Search the material for the word "oraz" and copy each line that holds it.

--- --- ---

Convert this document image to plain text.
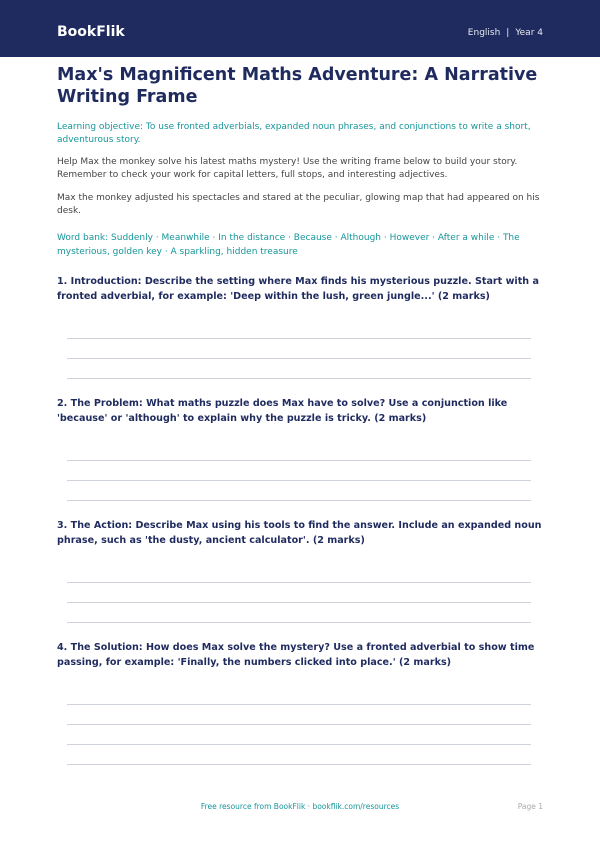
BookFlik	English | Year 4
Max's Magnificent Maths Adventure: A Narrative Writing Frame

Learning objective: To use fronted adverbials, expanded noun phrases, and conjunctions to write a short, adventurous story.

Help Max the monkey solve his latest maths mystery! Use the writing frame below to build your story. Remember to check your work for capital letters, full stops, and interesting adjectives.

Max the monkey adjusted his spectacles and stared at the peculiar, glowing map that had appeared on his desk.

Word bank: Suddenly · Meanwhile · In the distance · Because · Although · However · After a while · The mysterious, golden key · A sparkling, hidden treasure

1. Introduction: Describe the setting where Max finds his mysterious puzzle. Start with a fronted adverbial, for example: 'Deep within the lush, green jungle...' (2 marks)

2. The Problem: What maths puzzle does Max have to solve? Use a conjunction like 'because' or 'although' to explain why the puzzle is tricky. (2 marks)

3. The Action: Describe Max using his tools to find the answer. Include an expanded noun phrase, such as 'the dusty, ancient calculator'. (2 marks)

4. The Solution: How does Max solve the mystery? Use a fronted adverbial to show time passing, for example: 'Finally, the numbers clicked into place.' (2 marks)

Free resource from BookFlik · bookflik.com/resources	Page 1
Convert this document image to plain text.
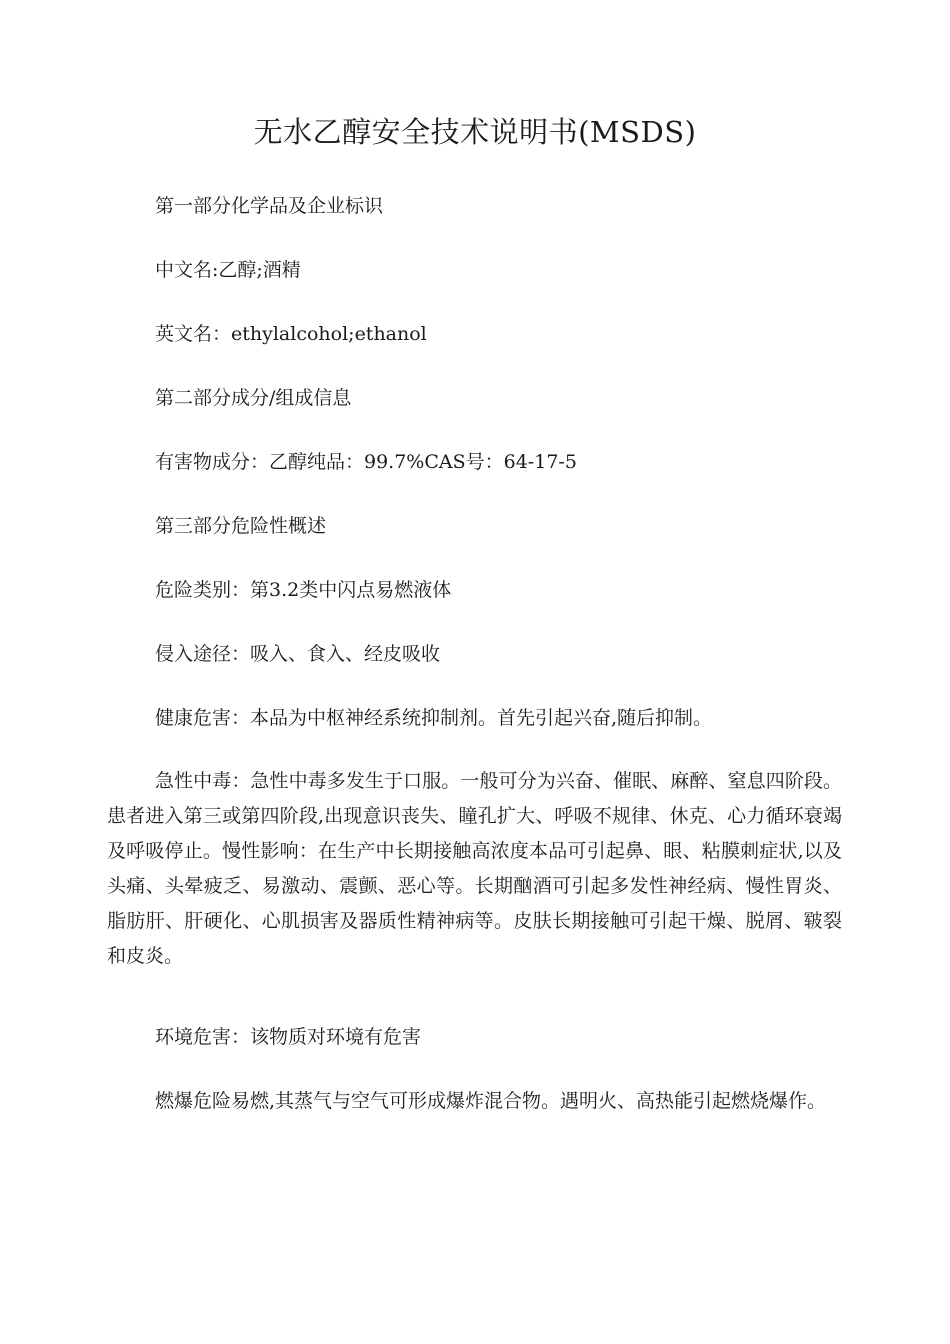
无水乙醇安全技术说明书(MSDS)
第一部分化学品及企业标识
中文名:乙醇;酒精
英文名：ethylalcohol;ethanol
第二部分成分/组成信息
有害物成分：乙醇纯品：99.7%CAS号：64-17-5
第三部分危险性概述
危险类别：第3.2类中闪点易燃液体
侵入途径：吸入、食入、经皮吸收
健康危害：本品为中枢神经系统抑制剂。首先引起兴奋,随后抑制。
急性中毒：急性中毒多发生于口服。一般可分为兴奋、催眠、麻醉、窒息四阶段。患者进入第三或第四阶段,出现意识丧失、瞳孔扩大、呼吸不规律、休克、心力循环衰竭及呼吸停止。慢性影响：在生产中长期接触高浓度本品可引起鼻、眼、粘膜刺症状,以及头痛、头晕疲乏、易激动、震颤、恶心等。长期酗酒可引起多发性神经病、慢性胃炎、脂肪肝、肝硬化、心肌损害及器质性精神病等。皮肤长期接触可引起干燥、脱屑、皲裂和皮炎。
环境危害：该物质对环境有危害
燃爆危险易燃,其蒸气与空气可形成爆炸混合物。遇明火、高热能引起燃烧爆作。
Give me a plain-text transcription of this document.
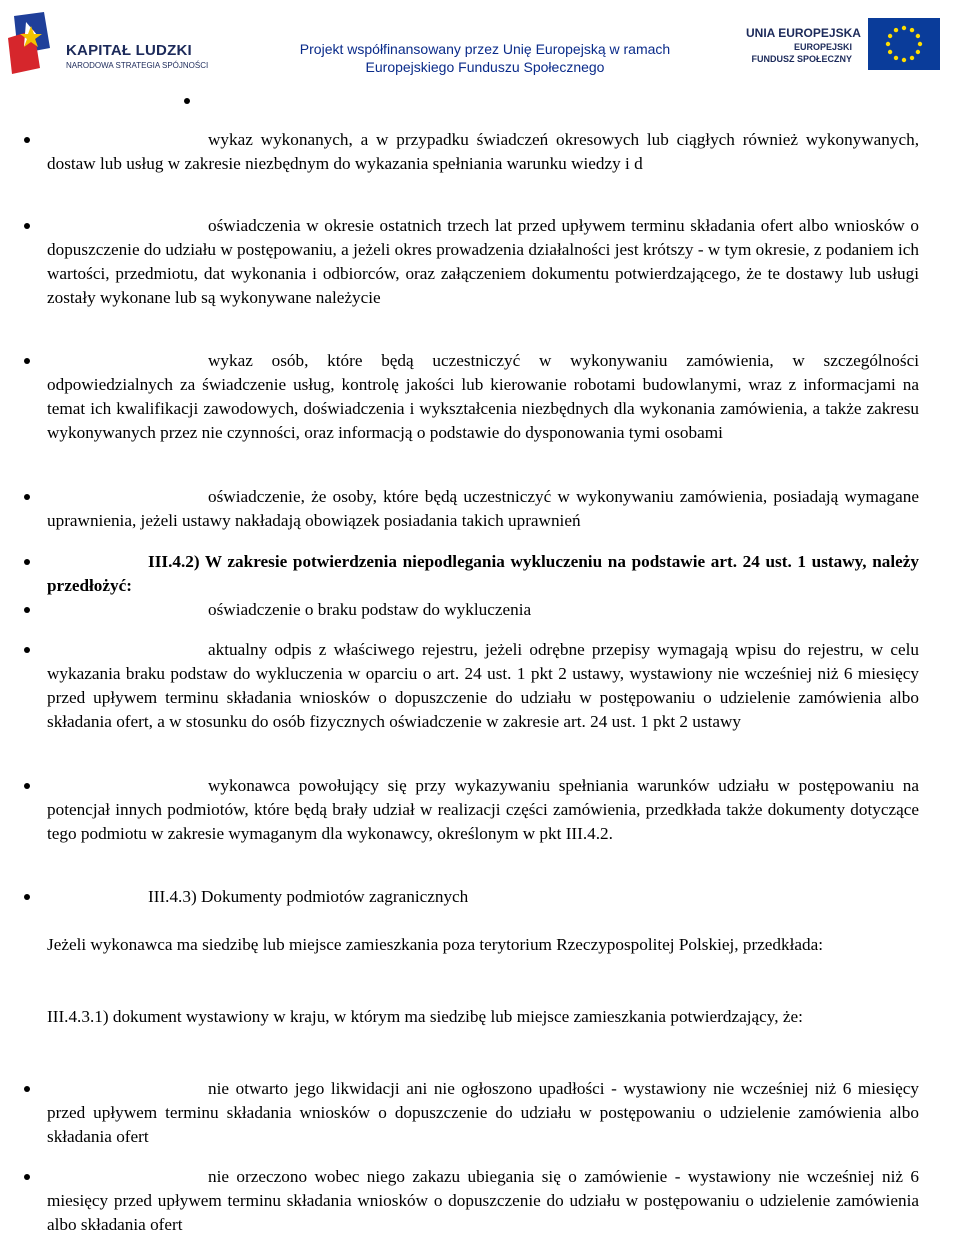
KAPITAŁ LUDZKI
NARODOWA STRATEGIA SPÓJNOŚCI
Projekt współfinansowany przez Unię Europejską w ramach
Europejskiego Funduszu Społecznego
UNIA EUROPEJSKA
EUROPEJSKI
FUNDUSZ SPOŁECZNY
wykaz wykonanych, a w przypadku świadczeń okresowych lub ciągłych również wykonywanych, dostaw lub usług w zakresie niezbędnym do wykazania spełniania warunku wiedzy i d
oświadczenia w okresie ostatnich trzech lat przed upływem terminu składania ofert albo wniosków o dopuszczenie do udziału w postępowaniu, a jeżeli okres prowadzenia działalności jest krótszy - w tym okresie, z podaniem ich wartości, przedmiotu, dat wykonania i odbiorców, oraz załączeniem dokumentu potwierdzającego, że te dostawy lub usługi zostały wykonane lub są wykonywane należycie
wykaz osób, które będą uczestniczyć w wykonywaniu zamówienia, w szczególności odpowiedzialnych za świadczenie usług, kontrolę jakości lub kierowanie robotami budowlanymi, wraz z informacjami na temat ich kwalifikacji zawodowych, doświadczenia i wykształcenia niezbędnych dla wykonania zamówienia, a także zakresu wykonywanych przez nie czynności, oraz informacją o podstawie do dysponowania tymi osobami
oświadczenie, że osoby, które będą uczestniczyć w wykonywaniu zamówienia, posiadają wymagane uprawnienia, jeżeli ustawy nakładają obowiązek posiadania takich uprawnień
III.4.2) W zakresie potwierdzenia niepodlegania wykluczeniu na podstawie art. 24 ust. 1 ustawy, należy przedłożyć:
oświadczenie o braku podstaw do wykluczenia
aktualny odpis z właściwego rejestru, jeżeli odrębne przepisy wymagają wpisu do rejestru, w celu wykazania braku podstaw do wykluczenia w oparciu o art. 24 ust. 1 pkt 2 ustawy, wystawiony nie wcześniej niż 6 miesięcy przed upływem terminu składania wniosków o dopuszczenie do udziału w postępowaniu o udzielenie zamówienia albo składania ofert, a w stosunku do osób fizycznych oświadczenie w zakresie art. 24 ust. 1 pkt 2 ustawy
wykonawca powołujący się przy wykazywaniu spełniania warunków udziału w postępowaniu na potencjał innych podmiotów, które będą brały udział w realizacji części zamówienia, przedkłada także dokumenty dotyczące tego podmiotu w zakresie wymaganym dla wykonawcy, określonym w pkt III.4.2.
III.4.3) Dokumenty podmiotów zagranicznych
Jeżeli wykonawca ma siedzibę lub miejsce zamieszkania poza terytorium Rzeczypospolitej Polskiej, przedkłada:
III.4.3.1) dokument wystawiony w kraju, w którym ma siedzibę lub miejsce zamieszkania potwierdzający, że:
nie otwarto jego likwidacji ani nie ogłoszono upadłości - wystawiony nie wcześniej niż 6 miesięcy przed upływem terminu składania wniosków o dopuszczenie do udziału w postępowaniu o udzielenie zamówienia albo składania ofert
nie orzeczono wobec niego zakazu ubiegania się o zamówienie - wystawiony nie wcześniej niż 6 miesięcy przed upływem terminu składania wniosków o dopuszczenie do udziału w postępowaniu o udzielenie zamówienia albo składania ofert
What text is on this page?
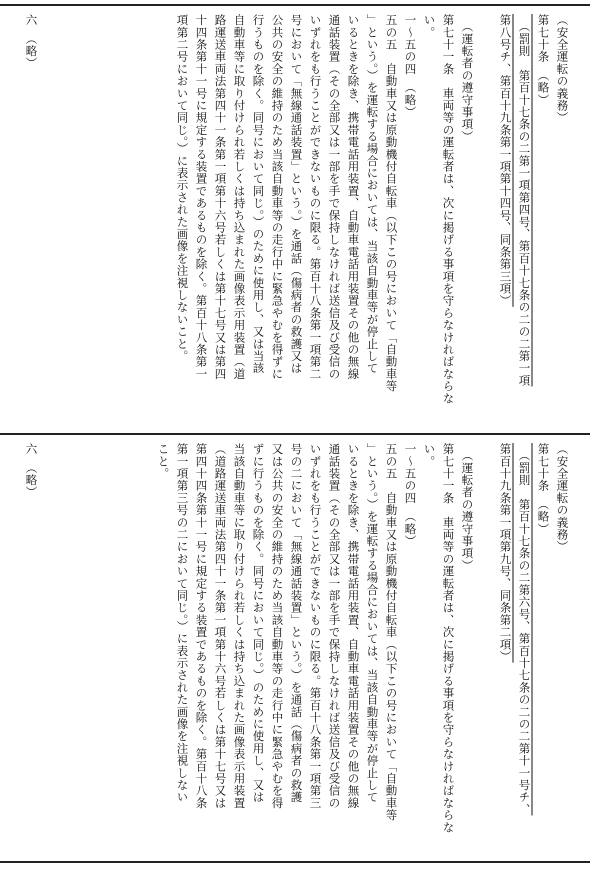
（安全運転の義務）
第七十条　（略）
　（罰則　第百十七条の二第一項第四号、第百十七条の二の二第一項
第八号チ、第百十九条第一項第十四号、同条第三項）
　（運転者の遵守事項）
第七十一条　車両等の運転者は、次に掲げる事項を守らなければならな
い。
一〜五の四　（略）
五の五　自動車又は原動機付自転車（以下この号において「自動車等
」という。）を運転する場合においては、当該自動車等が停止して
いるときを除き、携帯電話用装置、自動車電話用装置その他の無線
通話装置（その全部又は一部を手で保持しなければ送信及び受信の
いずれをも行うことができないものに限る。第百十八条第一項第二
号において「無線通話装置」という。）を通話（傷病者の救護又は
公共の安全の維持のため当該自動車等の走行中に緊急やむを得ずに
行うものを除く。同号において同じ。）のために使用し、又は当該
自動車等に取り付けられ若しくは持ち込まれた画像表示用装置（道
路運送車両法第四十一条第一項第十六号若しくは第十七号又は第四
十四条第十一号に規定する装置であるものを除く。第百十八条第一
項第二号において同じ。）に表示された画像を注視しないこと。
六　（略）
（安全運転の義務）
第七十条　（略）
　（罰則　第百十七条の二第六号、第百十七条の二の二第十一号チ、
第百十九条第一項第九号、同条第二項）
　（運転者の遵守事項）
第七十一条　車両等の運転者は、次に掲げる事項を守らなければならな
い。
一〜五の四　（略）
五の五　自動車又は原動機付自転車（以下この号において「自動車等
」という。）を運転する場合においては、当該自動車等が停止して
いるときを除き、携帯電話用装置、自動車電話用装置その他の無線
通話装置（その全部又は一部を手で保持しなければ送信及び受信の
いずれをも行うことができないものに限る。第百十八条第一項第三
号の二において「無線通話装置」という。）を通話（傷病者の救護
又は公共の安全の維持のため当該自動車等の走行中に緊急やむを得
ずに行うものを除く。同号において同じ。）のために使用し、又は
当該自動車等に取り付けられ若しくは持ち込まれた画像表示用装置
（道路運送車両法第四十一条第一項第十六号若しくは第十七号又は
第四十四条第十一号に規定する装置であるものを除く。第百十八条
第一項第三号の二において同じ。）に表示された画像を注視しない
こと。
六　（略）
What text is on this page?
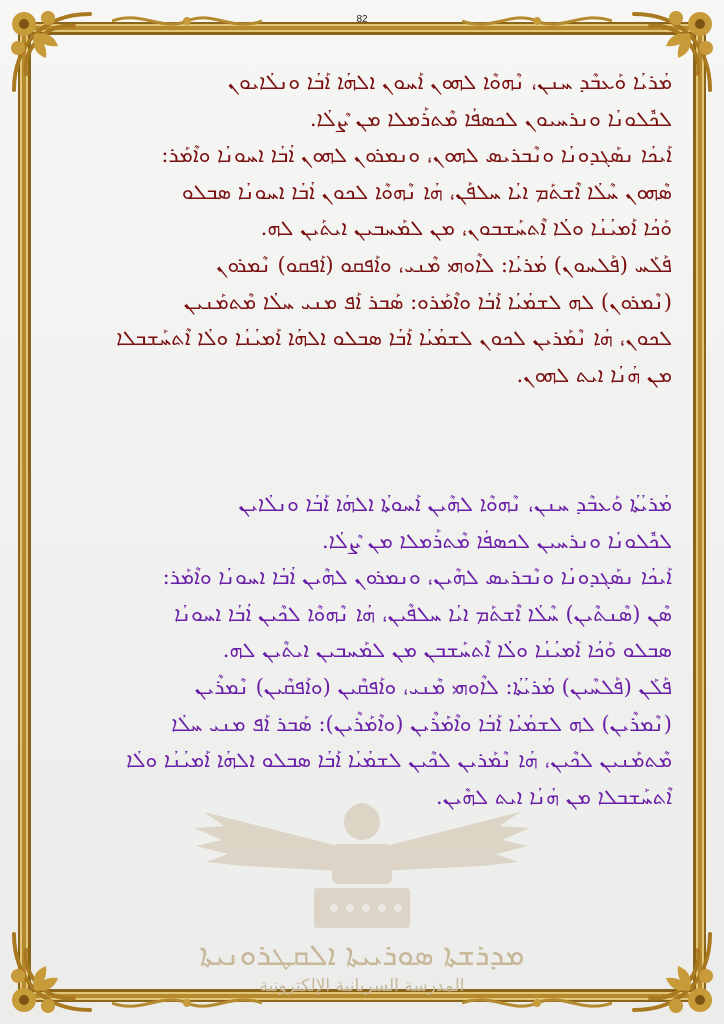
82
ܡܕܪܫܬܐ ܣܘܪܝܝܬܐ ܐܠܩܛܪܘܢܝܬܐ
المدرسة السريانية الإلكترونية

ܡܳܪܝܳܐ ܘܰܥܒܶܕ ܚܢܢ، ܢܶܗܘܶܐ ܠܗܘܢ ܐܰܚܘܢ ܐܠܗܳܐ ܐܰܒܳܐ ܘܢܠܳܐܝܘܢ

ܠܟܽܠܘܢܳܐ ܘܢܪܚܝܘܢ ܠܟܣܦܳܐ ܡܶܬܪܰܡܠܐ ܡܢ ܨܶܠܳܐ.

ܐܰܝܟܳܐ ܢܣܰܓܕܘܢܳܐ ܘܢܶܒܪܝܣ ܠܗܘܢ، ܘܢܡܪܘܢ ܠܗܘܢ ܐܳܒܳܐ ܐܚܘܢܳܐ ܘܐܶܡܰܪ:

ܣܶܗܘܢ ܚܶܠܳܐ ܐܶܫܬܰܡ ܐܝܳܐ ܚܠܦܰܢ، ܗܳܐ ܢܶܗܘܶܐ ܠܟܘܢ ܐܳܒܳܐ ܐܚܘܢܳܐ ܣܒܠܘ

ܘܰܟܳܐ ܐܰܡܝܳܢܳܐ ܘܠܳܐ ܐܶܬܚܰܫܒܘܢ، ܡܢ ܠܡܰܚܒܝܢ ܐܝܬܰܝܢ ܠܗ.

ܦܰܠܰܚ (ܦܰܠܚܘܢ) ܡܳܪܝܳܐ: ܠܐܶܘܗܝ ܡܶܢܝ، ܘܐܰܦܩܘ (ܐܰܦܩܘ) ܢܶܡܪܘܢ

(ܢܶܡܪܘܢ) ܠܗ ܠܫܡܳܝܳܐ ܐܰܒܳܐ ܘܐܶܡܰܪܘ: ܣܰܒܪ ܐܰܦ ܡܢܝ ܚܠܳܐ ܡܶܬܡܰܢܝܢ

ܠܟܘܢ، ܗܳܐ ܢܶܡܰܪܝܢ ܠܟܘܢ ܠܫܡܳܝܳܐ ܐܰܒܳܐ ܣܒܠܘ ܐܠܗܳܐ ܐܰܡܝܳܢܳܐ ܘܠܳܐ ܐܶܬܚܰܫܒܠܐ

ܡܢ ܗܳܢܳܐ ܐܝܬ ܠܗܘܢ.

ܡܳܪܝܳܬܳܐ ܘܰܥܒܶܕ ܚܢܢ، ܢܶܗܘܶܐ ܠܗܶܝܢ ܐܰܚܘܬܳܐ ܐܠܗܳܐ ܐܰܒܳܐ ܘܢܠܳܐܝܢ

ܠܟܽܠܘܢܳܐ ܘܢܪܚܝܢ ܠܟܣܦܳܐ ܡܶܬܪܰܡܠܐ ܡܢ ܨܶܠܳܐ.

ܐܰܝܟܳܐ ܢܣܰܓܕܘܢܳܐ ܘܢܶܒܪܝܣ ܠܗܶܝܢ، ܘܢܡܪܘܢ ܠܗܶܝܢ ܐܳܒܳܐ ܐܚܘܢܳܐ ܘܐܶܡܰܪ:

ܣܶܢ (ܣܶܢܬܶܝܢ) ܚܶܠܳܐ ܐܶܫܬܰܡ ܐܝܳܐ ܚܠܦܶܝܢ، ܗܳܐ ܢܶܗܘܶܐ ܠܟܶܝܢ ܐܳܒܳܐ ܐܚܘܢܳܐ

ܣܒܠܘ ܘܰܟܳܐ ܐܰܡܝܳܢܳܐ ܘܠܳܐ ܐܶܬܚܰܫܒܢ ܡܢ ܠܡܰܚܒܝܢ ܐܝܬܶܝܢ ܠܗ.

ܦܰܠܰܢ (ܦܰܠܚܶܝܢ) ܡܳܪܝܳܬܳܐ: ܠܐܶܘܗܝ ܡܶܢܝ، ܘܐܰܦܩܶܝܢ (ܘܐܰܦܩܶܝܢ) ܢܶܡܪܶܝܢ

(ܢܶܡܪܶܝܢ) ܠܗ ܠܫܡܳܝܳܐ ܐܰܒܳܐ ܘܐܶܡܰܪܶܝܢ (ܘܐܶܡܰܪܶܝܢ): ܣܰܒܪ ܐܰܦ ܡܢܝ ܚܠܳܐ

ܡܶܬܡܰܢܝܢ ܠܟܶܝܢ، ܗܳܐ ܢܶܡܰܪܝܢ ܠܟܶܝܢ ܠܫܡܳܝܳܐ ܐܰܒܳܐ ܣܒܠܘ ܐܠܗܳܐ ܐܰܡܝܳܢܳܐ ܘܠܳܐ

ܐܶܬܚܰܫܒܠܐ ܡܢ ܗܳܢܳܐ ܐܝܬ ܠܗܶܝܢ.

--- --- ---

» **Written reply**
oświadczenia w okresie ostatnich trzech lat przed upływem terminu składania ofert albo wniosków o dopuszczenie do udziału w postępowaniu, a jeżeli okres prowadzenia działalności jest krótszy - w tym okresie, z podaniem ich wartości, przedmiotu, dat wykonania i odbiorców, oraz załączeniem dokumentu potwierdzającego, że te dostawy lub usługi zostały wykonane lub są wykonywane należycie
wykaz osób, które będą uczestniczyć w wykonywaniu zamówienia, w szczególności odpowiedzialnych za świadczenie usług, kontrolę jakości lub kierowanie robotami budowlanymi, wraz z informacjami na temat ich kwalifikacji zawodowych, doświadczenia i wykształcenia niezbędnych dla wykonania zamówienia, a także zakresu wykonywanych przez nie czynności, oraz informacją o podstawie do dysponowania tymi osobami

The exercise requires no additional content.